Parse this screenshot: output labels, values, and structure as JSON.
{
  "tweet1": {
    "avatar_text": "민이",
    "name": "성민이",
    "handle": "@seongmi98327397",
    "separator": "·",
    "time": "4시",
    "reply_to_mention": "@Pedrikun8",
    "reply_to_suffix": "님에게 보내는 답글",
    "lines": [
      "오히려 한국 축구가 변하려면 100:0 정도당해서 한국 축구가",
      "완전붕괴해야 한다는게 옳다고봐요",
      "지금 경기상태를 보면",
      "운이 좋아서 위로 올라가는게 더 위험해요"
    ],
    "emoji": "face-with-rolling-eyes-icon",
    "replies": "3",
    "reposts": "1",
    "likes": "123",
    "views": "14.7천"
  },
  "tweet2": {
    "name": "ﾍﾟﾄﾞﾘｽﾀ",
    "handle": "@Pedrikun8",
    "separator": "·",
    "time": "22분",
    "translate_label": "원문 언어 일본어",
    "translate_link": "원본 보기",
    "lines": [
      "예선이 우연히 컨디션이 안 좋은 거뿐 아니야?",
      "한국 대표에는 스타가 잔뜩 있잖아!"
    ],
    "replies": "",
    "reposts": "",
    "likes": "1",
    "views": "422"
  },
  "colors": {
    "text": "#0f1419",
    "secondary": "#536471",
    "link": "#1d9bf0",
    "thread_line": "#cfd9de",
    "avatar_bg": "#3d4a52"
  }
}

Work to do ▸
The entries above must be returned exactly.

Response ▸
Parse this screenshot: output labels, values, and structure as JSON.
{
  "tweet1": {
    "avatar_text": "민이",
    "name": "성민이",
    "handle": "@seongmi98327397",
    "separator": "·",
    "time": "4시",
    "reply_to_mention": "@Pedrikun8",
    "reply_to_suffix": "님에게 보내는 답글",
    "lines": [
      "오히려 한국 축구가 변하려면 100:0 정도당해서 한국 축구가",
      "완전붕괴해야 한다는게 옳다고봐요",
      "지금 경기상태를 보면",
      "운이 좋아서 위로 올라가는게 더 위험해요"
    ],
    "emoji": "face-with-rolling-eyes-icon",
    "replies": "3",
    "reposts": "1",
    "likes": "123",
    "views": "14.7천"
  },
  "tweet2": {
    "name": "ﾍﾟﾄﾞﾘｽﾀ",
    "handle": "@Pedrikun8",
    "separator": "·",
    "time": "22분",
    "translate_label": "원문 언어 일본어",
    "translate_link": "원본 보기",
    "lines": [
      "예선이 우연히 컨디션이 안 좋은 거뿐 아니야?",
      "한국 대표에는 스타가 잔뜩 있잖아!"
    ],
    "replies": "",
    "reposts": "",
    "likes": "1",
    "views": "422"
  },
  "colors": {
    "text": "#0f1419",
    "secondary": "#536471",
    "link": "#1d9bf0",
    "thread_line": "#cfd9de",
    "avatar_bg": "#3d4a52"
  }
}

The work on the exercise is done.